WHAT YOU WILL DO:
Assemble all lines in which the string "this" appears.

☆ ☆ ☆

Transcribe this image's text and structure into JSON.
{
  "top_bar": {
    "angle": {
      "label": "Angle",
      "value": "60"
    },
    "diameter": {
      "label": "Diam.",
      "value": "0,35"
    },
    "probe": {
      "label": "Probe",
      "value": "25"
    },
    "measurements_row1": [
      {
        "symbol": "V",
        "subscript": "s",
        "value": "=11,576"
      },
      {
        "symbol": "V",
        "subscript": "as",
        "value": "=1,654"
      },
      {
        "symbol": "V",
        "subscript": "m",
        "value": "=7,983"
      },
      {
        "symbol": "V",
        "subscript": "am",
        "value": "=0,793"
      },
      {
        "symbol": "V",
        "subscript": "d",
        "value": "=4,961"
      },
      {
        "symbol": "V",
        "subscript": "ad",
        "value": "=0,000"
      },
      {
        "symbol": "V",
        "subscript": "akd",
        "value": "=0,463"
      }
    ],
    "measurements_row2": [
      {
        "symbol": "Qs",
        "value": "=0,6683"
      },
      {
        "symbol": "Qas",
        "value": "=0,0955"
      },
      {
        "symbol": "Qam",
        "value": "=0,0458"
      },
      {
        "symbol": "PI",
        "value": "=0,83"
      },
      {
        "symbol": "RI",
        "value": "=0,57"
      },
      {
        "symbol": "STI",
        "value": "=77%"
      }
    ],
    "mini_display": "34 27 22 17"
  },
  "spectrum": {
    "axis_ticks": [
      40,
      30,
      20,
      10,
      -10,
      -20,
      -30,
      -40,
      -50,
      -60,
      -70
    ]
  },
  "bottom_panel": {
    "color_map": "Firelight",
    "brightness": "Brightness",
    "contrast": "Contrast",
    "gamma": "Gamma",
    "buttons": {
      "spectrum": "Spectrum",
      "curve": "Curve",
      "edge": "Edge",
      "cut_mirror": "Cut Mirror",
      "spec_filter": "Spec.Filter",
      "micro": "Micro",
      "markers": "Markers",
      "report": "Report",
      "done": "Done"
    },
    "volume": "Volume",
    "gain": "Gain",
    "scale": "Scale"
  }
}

☆ ☆ ☆

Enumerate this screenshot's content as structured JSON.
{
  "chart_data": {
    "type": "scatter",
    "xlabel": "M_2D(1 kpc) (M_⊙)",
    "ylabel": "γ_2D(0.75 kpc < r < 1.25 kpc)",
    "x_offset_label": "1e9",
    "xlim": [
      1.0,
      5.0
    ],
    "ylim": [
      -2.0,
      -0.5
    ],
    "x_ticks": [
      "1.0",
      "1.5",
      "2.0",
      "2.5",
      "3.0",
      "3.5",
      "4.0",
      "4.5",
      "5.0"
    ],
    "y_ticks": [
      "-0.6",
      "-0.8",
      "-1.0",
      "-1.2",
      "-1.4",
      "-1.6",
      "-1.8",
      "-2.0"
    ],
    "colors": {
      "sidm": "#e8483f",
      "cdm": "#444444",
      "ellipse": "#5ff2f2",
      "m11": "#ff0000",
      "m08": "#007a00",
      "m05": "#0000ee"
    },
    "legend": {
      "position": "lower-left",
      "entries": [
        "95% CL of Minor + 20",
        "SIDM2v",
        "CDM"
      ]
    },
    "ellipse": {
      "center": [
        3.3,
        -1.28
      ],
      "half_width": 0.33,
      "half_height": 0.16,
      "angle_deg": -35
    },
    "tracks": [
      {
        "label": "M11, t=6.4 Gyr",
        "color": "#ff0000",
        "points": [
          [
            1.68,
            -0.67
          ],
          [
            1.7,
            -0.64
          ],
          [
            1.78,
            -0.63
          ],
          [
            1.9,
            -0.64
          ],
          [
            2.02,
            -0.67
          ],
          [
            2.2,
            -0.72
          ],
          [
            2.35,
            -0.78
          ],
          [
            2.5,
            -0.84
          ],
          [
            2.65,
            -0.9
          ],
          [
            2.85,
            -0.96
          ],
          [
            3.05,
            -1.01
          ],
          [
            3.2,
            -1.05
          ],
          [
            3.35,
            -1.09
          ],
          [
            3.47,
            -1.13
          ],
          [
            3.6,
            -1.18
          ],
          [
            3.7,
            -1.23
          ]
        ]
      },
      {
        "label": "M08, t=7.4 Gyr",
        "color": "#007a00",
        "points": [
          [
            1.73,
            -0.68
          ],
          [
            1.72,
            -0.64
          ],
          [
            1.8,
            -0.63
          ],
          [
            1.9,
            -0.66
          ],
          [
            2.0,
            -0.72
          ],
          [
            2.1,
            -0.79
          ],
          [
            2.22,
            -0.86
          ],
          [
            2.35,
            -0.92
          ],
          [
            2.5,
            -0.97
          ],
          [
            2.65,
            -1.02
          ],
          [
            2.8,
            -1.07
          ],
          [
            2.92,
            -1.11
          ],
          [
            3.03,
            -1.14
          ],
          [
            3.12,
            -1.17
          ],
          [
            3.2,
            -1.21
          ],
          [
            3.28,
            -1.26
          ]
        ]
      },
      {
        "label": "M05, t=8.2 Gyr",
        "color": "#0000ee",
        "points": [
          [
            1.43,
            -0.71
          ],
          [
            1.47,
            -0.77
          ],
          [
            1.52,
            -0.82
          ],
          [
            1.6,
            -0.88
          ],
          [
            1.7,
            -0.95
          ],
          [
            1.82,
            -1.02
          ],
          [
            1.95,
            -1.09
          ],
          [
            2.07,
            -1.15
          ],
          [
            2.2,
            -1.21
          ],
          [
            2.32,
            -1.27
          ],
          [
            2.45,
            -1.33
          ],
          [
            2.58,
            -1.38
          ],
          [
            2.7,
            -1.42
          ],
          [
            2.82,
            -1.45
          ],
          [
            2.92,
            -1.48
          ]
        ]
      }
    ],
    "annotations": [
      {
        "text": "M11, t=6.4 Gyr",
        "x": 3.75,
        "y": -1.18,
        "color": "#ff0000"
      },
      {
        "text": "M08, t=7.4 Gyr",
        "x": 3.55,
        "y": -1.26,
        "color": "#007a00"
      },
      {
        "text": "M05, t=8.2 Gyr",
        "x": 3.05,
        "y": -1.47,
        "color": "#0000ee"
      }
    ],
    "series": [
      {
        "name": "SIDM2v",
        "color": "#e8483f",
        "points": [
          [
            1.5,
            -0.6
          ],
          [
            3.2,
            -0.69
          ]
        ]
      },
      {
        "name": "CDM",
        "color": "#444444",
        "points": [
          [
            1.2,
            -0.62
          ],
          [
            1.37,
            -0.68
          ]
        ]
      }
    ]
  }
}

☆ ☆ ☆

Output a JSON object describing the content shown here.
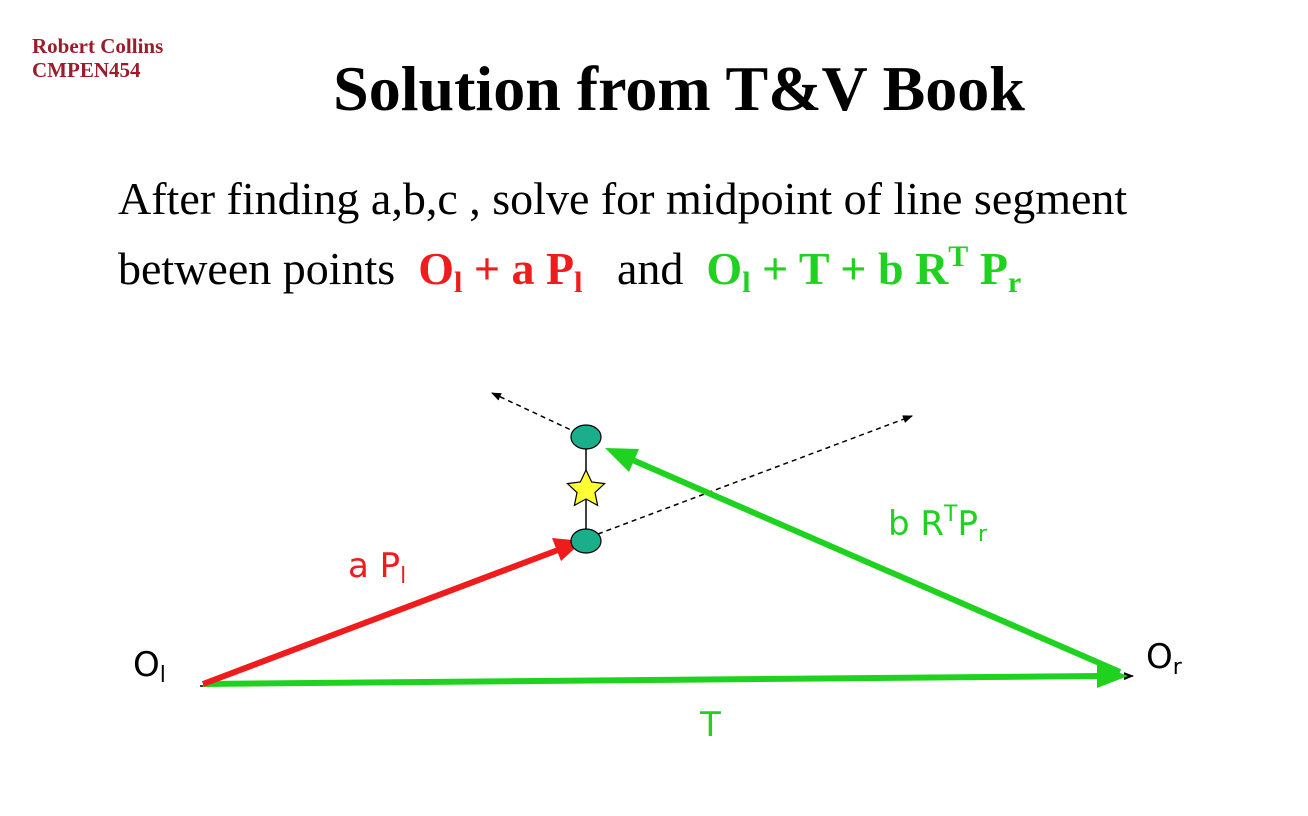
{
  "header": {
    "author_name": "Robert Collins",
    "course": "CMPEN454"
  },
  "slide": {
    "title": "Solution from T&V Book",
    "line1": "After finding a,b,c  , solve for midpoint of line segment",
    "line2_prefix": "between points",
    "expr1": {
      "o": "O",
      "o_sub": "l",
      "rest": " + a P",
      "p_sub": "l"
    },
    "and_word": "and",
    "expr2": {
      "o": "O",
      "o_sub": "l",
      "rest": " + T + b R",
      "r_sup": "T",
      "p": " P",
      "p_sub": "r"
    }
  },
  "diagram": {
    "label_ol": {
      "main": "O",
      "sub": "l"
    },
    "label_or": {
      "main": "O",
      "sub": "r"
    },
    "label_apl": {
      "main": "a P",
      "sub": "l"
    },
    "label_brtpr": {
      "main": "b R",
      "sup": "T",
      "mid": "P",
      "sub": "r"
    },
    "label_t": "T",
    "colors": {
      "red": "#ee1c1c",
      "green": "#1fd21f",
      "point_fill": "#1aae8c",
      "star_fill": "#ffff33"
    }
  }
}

☆ ☆ ☆

PROBLEM SOLUTION:
Transcribe this image's text and structure into JSON.
Enumerate this screenshot's content as structured JSON.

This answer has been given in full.